--- THE TASK ---
In the records below, find the lines that include the string "dash" and report how many there are, nothing else.

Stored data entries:
★ ★ ★ ★ ★

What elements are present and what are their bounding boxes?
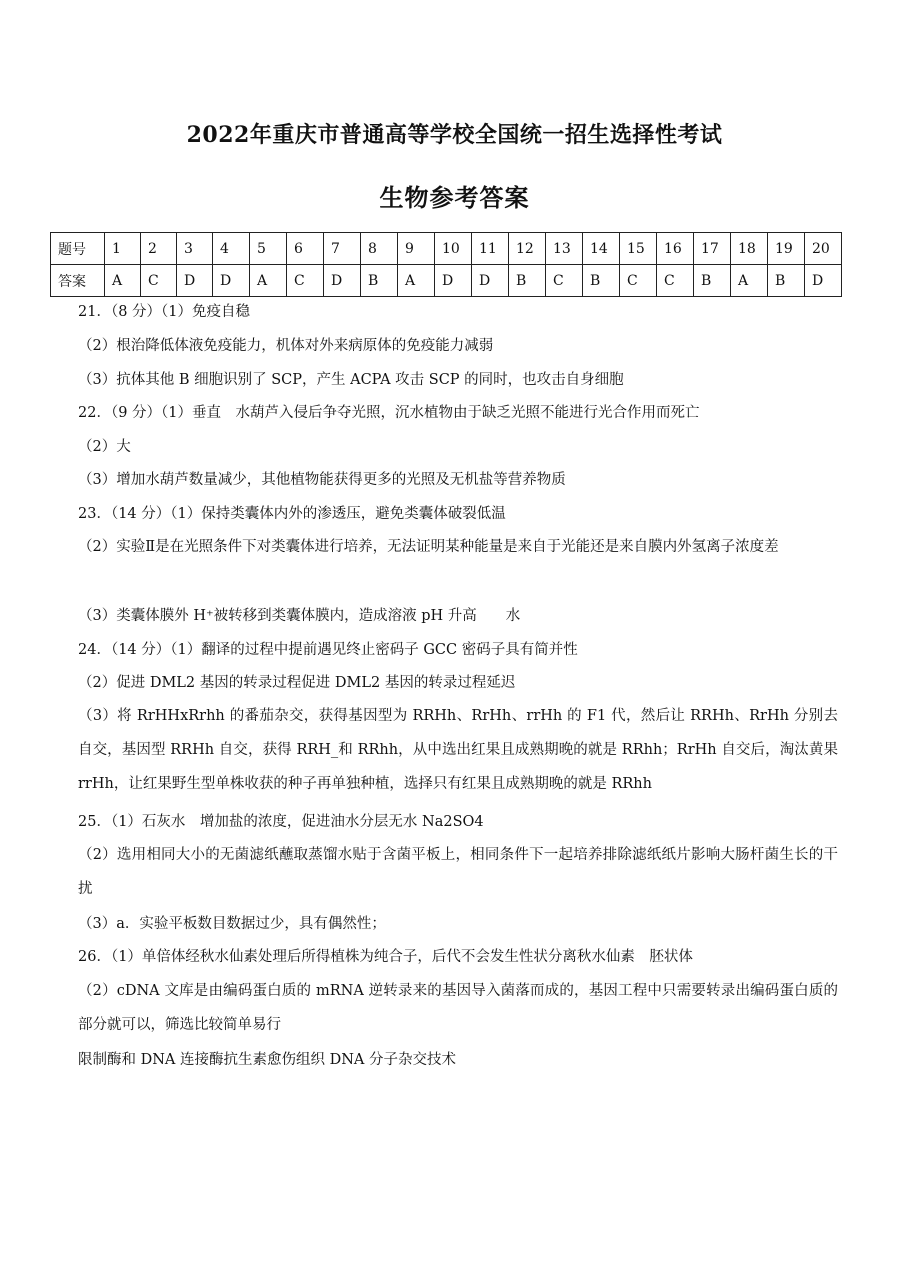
answer-24-part1: 24．（14 分）（1）翻译的过程中提前遇见终止密码子 GCC 密码子具有简并性 [78,642,578,658]
answer-23-part3: （3）类囊体膜外 H⁺被转移到类囊体膜内，造成溶液 pH 升高 水 [78,608,521,624]
answer-23-part1: 23．（14 分）（1）保持类囊体内外的渗透压，避免类囊体破裂低温 [78,506,506,522]
question-number-cell: 1 [105,233,141,265]
question-number-cell: 19 [768,233,805,265]
page-title: 2022年重庆市普通高等学校全国统一招生选择性考试 [186,122,723,148]
answer-26-part1: 26．（1）单倍体经秋水仙素处理后所得植株为纯合子，后代不会发生性状分离秋水仙素 胚状体 [78,949,693,965]
question-number-cell: 15 [620,233,657,265]
question-number-cell: 8 [361,233,398,265]
question-number-cell: 11 [472,233,509,265]
row-header: 答案 [51,265,105,297]
question-number-cell: 18 [731,233,768,265]
answer-cell: D [805,265,842,297]
answer-25-part2: （2）选用相同大小的无菌滤纸蘸取蒸馏水贴于含菌平板上，相同条件下一起培养排除滤纸纸片影响大肠杆菌生长的干扰 [78,847,838,897]
answer-cell: B [361,265,398,297]
answer-21-part2: （2）根治降低体液免疫能力，机体对外来病原体的免疫能力减弱 [78,338,494,354]
question-number-cell: 20 [805,233,842,265]
page-subtitle: 生物参考答案 [379,183,530,212]
answer-21-part3: （3）抗体其他 B 细胞识别了 SCP，产生 ACPA 攻击 SCP 的同时，也攻击自身细胞 [78,372,624,388]
answer-cell: C [546,265,583,297]
question-number-cell: 9 [398,233,435,265]
answer-cell: C [657,265,694,297]
question-number-cell: 14 [583,233,620,265]
answer-cell: C [287,265,324,297]
answer-cell: C [141,265,177,297]
answer-cell: D [324,265,361,297]
answer-22-part1: 22．（9 分）（1）垂直 水葫芦入侵后争夺光照，沉水植物由于缺乏光照不能进行光合作用而死亡 [78,405,700,421]
answer-24-part3: （3）将 RrHHxRrhh 的番茄杂交，获得基因型为 RRHh、RrHh、rrHh 的 F1 代，然后让 RRHh、RrHh 分别去自交，基因型 RRHh 自交，获得 RRH_和 RRhh，从中选出红果且成熟期晚的就是 RRhh；RrHh 自交后，淘汰黄果 rrHh，让红果野生型单株收获的种子再单独种植，选择只有红果且成熟期晚的就是 RRhh [78,708,838,792]
answer-23-part2: （2）实验Ⅱ是在光照条件下对类囊体进行培养，无法证明某种能量是来自于光能还是来自膜内外氢离子浓度差 [78,539,779,555]
question-number-cell: 12 [509,233,546,265]
answer-cell: A [250,265,287,297]
question-number-cell: 16 [657,233,694,265]
answer-22-part3: （3）增加水葫芦数量减少，其他植物能获得更多的光照及无机盐等营养物质 [78,472,566,488]
answer-cell: A [398,265,435,297]
answer-21-part1: 21．（8 分）（1）免疫自稳 [78,304,251,320]
question-number-cell: 17 [694,233,731,265]
question-number-cell: 10 [435,233,472,265]
question-number-cell: 3 [177,233,213,265]
answer-cell: B [768,265,805,297]
question-number-cell: 6 [287,233,324,265]
answer-cell: D [435,265,472,297]
question-number-cell: 2 [141,233,177,265]
answer-table [50,232,842,297]
answer-cell: A [105,265,141,297]
answer-cell: D [177,265,213,297]
answer-26-part2: （2）cDNA 文库是由编码蛋白质的 mRNA 逆转录来的基因导入菌落而成的，基因工程中只需要转录出编码蛋白质的部分就可以，筛选比较简单易行 [78,983,838,1033]
question-number-cell: 5 [250,233,287,265]
answer-24-part2: （2）促进 DML2 基因的转录过程促进 DML2 基因的转录过程延迟 [78,675,516,691]
answer-cell: C [620,265,657,297]
question-number-cell: 13 [546,233,583,265]
answer-25-part3: （3）a．实验平板数目数据过少，具有偶然性； [78,916,386,932]
question-number-cell: 4 [213,233,250,265]
answer-cell: B [583,265,620,297]
answer-cell: A [731,265,768,297]
question-number-cell: 7 [324,233,361,265]
table-row-numbers [51,233,842,265]
answer-25-part1: 25．（1）石灰水 增加盐的浓度，促进油水分层无水 Na2SO4 [78,814,484,830]
row-header: 题号 [51,233,105,265]
answer-cell: D [213,265,250,297]
answer-26-part3: 限制酶和 DNA 连接酶抗生素愈伤组织 DNA 分子杂交技术 [78,1052,457,1068]
answer-cell: B [509,265,546,297]
table-row-answers [51,265,842,297]
answer-cell: D [472,265,509,297]
answer-22-part2: （2）大 [78,439,131,455]
answer-cell: B [694,265,731,297]
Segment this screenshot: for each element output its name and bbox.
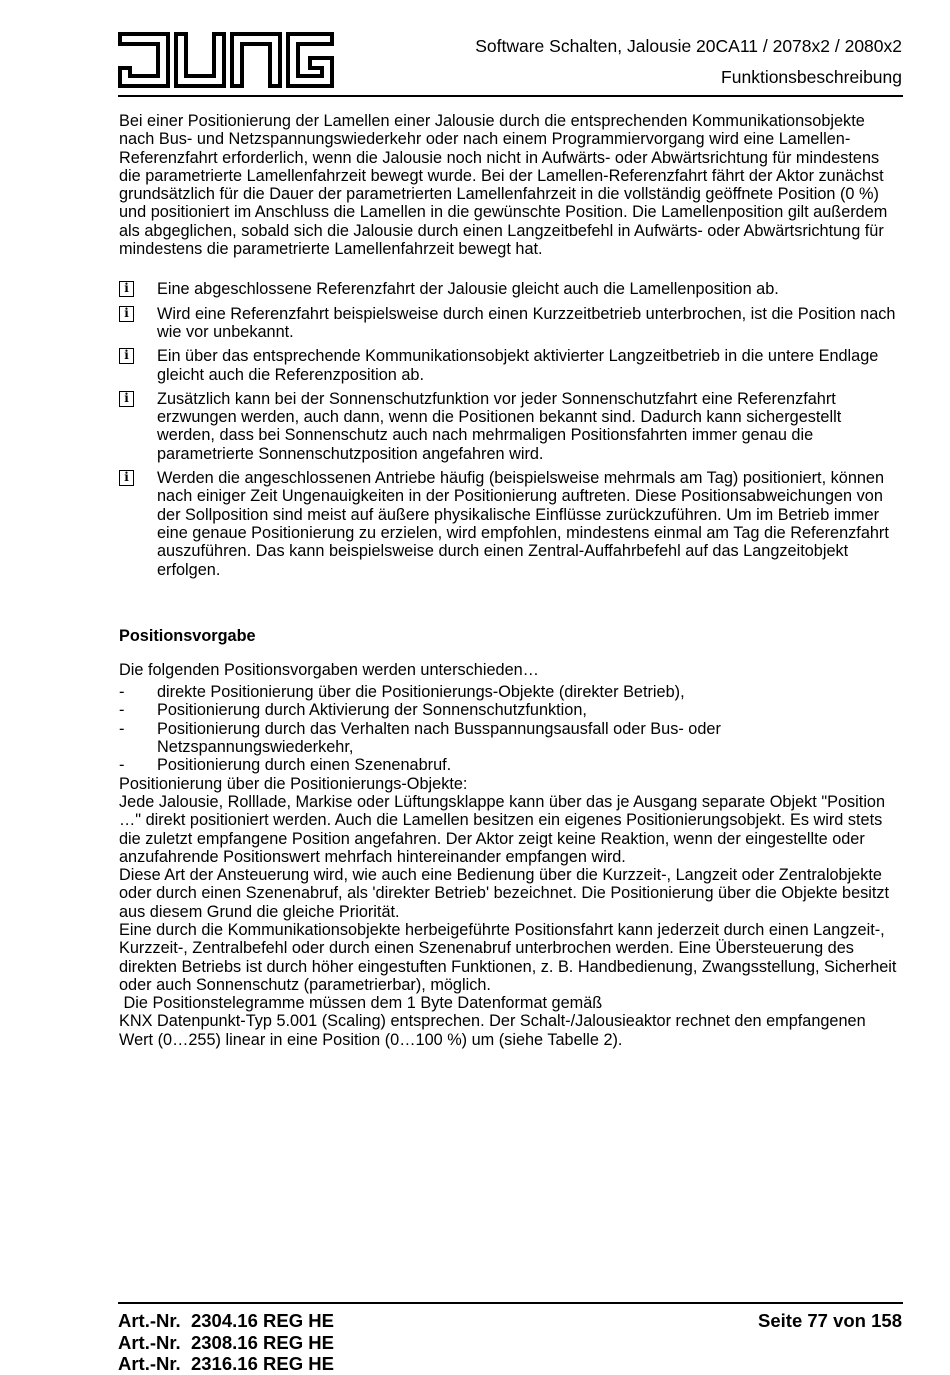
intro-paragraph: Bei einer Positionierung der Lamellen einer Jalousie durch die entsprechenden Kommunikationsobjekte nach Bus- und Netzspannungswiederkehr oder nach einem Programmiervorgang wird eine Lamellen-Referenzfahrt erforderlich, wenn die Jalousie noch nicht in Aufwärts- oder Abwärtsrichtung für mindestens die parametrierte Lamellenfahrzeit bewegt wurde. Bei der Lamellen-Referenzfahrt fährt der Aktor zunächst grundsätzlich für die Dauer der parametrierten Lamellenfahrzeit in die vollständig geöffnete Position (0 %) und positioniert im Anschluss die Lamellen in die gewünschte Position. Die Lamellenposition gilt außerdem als abgeglichen, sobald sich die Jalousie durch einen Langzeitbefehl in Aufwärts- oder Abwärtsrichtung für mindestens die parametrierte Lamellenfahrzeit bewegt hat.: [119, 112, 888, 259]
info-note-text: Ein über das entsprechende Kommunikationsobjekt aktivierter Langzeitbetrieb in die untere Endlage gleicht auch die Referenzposition ab.: [157, 347, 879, 384]
page-number: Seite 77 von 158: [758, 1310, 902, 1331]
info-icon: i: [119, 281, 134, 297]
article-number: Art.-Nr. 2316.16 REG HE: [118, 1353, 334, 1374]
article-number: Art.-Nr. 2304.16 REG HE: [118, 1310, 334, 1331]
page-content: [119, 112, 903, 1049]
body-line: Positionierung über die Positionierungs-Objekte:: [119, 774, 468, 793]
info-icon: i: [119, 306, 134, 322]
jung-logo: [118, 32, 334, 88]
info-notes: [119, 280, 903, 578]
article-number: Art.-Nr. 2308.16 REG HE: [118, 1331, 334, 1353]
info-icon: i: [119, 391, 134, 407]
body-paragraph: Eine durch die Kommunikationsobjekte herbeigeführte Positionsfahrt kann jederzeit durch einen Langzeit-, Kurzzeit-, Zentralbefehl oder durch einen Szenenabruf unterbrochen werden. Eine Übersteuerung des direkten Betriebs ist durch höher eingestuften Funktionen, z. B. Handbedienung, Zwangsstellung, Sicherheit oder auch Sonnenschutz (parametrierbar), möglich.: [119, 920, 897, 994]
dash-bullet: -: [119, 683, 125, 702]
info-note-text: Werden die angeschlossenen Antriebe häufig (beispielsweise mehrmals am Tag) positioniert, können nach einiger Zeit Ungenauigkeiten in der Positionierung auftreten. Diese Positionsabweichungen von der Sollposition sind meist auf äußere physikalische Einflüsse zurückzuführen. Um im Betrieb immer eine genaue Positionierung zu erzielen, wird empfohlen, mindestens einmal am Tag die Referenzfahrt auszuführen. Das kann beispielsweise durch einen Zentral-Auffahrbefehl auf das Langzeitobjekt erfolgen.: [157, 469, 889, 579]
article-numbers: [118, 1310, 334, 1375]
list-item: [119, 683, 903, 701]
info-note: [119, 305, 903, 342]
body-paragraph: Diese Art der Ansteuerung wird, wie auch eine Bedienung über die Kurzzeit-, Langzeit oder Zentralobjekte oder durch einen Szenenabruf, als 'direkter Betrieb' bezeichnet. Die Positionierung über die Objekte besitzt aus diesem Grund die gleiche Priorität.: [119, 866, 890, 921]
list-item-text: direkte Positionierung über die Positionierungs-Objekte (direkter Betrieb),: [157, 683, 685, 702]
info-note: [119, 280, 903, 298]
document-subtitle: Funktionsbeschreibung: [721, 67, 902, 87]
header-divider: [118, 95, 903, 97]
list-item-text: Positionierung durch einen Szenenabruf.: [157, 756, 452, 775]
position-types-list: [119, 683, 903, 774]
list-item: [119, 701, 903, 719]
info-note: [119, 469, 903, 579]
dash-bullet: -: [119, 701, 125, 720]
document-title: Software Schalten, Jalousie 20CA11 / 2078x2 / 2080x2: [475, 36, 902, 56]
section-heading: Positionsvorgabe: [119, 626, 256, 645]
info-note-text: Eine abgeschlossene Referenzfahrt der Jalousie gleicht auch die Lamellenposition ab.: [157, 280, 779, 299]
info-icon: i: [119, 470, 134, 486]
section-lead: Die folgenden Positionsvorgaben werden unterschieden…: [119, 660, 539, 679]
footer-divider: [118, 1302, 903, 1304]
list-item-text: Positionierung durch das Verhalten nach Busspannungsausfall oder Bus- oder Netzspannungswiederkehr,: [157, 719, 721, 757]
list-item: [119, 756, 903, 774]
info-icon: i: [119, 348, 134, 364]
list-item-text: Positionierung durch Aktivierung der Sonnenschutzfunktion,: [157, 701, 587, 720]
body-line: Die Positionstelegramme müssen dem 1 Byte Datenformat gemäß: [119, 994, 603, 1013]
info-note-text: Wird eine Referenzfahrt beispielsweise durch einen Kurzzeitbetrieb unterbrochen, ist die Position nach wie vor unbekannt.: [157, 304, 896, 341]
dash-bullet: -: [119, 756, 125, 775]
dash-bullet: -: [119, 719, 125, 738]
jung-logo-graphic: [118, 32, 334, 88]
list-item: [119, 720, 903, 757]
info-note-text: Zusätzlich kann bei der Sonnenschutzfunktion vor jeder Sonnenschutzfahrt eine Referenzfahrt erzwungen werden, auch dann, wenn die Positionen bekannt sind. Dadurch kann sichergestellt werden, dass bei Sonnenschutz auch nach mehrmaligen Positionsfahrten immer genau die parametrierte Sonnenschutzposition angefahren wird.: [157, 389, 842, 463]
info-note: [119, 347, 903, 384]
body-paragraph: KNX Datenpunkt-Typ 5.001 (Scaling) entsprechen. Der Schalt-/Jalousieaktor rechnet den empfangenen Wert (0…255) linear in eine Position (0…100 %) um (siehe Tabelle 2).: [119, 1012, 866, 1049]
info-note: [119, 390, 903, 463]
body-paragraph: Jede Jalousie, Rolllade, Markise oder Lüftungsklappe kann über das je Ausgang separate Objekt "Position …" direkt positioniert werden. Auch die Lamellen besitzen ein eigenes Positionierungsobjekt. Es wird stets die zuletzt empfangene Position angefahren. Der Aktor zeigt keine Reaktion, wenn der eingestellte oder anzufahrende Positionswert mehrfach hintereinander empfangen wird.: [119, 792, 886, 866]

★ ★ ★ ★ ★

--- PROBLEM SOLUTION ---
4